▶ [Objective]
Count how many lines hold the string "cepat". Give that number alone.

▶ [Record set]
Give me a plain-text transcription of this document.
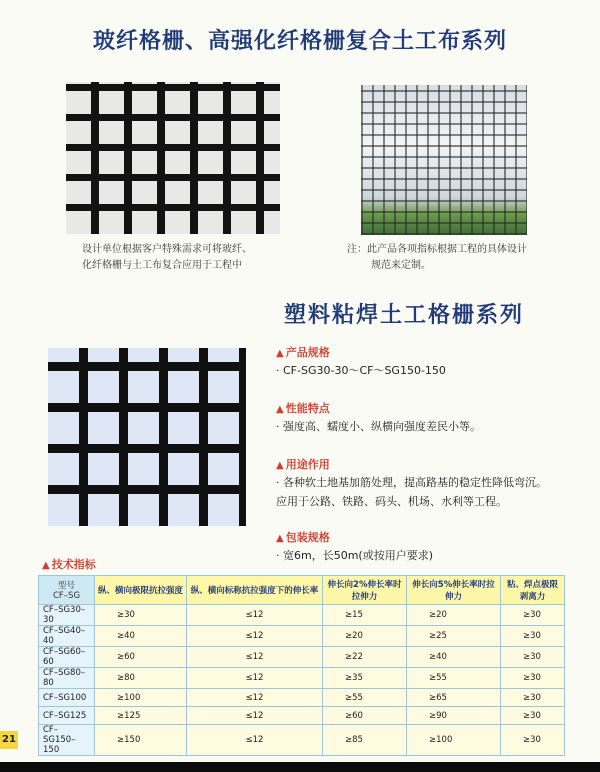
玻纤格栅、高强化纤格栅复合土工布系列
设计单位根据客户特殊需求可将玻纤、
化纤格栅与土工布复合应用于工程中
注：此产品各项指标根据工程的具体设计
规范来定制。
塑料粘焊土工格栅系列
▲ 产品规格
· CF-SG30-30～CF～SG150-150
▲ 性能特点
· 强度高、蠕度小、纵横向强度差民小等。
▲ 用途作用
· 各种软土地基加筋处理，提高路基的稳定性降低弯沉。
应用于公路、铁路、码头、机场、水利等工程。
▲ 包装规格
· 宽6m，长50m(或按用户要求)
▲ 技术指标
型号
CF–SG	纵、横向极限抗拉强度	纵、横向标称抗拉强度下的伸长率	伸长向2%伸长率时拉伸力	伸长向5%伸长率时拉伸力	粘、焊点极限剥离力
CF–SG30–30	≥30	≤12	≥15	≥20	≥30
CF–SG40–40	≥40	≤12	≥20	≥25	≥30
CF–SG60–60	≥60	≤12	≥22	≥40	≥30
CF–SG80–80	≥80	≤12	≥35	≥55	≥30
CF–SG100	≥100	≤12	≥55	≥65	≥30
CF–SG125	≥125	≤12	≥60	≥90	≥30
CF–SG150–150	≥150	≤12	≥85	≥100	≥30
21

...

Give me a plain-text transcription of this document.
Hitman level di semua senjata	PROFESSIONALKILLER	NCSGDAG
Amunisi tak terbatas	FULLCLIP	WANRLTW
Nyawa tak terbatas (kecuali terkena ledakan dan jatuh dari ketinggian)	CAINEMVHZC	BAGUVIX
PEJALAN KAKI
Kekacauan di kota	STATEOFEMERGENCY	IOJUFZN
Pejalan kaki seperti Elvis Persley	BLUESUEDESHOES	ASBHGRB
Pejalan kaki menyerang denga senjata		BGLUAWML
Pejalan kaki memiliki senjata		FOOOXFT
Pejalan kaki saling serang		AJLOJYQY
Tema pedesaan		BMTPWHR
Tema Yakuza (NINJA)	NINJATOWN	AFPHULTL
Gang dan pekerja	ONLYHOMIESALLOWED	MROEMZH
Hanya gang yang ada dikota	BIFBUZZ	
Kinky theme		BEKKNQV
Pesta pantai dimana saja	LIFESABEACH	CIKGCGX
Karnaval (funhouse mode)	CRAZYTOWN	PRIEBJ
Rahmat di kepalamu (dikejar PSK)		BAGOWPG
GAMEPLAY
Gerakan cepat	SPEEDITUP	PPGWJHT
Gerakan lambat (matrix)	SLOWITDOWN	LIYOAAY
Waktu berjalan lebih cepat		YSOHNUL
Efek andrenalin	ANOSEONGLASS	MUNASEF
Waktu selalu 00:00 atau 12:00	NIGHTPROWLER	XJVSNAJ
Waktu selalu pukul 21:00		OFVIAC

▶ [Solution]
2